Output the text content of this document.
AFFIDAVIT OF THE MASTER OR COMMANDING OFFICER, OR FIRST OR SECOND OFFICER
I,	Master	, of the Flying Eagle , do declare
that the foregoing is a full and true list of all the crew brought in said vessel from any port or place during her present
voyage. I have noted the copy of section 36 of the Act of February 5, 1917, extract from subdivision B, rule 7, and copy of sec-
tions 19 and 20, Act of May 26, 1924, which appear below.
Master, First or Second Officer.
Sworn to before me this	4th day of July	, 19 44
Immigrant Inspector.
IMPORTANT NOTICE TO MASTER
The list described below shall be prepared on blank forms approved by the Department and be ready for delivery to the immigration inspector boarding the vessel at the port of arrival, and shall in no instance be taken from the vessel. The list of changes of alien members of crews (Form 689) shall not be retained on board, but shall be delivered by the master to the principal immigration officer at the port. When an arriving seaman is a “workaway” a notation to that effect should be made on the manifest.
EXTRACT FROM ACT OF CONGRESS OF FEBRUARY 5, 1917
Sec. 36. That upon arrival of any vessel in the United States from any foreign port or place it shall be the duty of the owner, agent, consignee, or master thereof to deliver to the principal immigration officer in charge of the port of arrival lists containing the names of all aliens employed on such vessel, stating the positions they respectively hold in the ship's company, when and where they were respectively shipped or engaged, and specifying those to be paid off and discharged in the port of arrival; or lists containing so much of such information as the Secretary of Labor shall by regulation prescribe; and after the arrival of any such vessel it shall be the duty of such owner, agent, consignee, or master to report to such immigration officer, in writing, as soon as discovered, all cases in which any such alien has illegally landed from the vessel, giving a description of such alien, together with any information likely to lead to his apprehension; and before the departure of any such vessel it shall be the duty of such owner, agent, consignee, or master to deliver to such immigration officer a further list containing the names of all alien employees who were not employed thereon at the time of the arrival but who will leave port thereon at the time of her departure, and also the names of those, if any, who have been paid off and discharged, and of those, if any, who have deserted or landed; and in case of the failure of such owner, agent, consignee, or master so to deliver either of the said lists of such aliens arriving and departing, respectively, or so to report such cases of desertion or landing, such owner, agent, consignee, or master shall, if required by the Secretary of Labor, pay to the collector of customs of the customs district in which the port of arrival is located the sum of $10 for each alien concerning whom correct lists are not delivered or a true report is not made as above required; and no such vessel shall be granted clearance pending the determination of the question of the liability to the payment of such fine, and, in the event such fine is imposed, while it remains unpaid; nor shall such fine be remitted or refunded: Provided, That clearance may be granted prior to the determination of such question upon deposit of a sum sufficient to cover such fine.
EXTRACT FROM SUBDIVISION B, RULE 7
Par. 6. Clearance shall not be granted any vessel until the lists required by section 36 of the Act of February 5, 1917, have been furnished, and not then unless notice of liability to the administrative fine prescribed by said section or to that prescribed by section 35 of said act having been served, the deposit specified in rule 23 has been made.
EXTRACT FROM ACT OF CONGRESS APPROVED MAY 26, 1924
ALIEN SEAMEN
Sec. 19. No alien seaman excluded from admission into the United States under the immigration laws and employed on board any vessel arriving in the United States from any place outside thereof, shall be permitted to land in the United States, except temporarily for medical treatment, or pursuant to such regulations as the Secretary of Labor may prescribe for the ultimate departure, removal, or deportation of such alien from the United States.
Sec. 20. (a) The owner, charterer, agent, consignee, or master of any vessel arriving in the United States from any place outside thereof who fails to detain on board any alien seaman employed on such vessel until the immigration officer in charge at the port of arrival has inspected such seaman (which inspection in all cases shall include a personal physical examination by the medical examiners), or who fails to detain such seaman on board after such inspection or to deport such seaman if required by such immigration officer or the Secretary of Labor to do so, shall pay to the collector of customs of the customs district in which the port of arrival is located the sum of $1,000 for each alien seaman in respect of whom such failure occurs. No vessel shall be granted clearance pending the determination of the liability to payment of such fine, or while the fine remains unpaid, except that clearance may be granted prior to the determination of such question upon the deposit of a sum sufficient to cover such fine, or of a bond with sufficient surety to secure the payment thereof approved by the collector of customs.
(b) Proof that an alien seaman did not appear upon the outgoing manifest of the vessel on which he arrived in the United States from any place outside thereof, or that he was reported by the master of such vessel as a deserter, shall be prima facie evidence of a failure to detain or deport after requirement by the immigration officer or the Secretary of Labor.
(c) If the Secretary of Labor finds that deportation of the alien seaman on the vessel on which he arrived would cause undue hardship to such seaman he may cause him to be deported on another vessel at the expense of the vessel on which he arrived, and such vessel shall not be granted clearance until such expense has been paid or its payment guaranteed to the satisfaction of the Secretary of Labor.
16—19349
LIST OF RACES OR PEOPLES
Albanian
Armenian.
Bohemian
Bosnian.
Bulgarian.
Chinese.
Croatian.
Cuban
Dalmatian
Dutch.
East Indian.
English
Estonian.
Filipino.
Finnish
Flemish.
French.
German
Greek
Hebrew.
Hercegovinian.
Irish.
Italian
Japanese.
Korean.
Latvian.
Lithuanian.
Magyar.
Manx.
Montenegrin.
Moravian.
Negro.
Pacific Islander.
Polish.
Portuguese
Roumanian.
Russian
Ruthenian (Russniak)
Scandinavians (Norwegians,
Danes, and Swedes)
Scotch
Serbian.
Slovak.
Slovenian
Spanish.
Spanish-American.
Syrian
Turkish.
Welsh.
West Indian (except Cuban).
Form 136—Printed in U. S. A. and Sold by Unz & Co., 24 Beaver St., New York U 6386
· · · ·
◆ TASK BRIEF ◆
Go over the data above and copy every line that has the word "section" in it.

◆ WRITTEN RESPONSE ◆
voyage. I have noted the copy of section 36 of the Act of February 5, 1917, extract from subdivision B, rule 7, and copy of sec-
Par. 6. Clearance shall not be granted any vessel until the lists required by section 36 of the Act of February 5, 1917, have been furnished, and not then unless notice of liability to the administrative fine prescribed by said section or to that prescribed by section 35 of said act having been served, the deposit specified in rule 23 has been made.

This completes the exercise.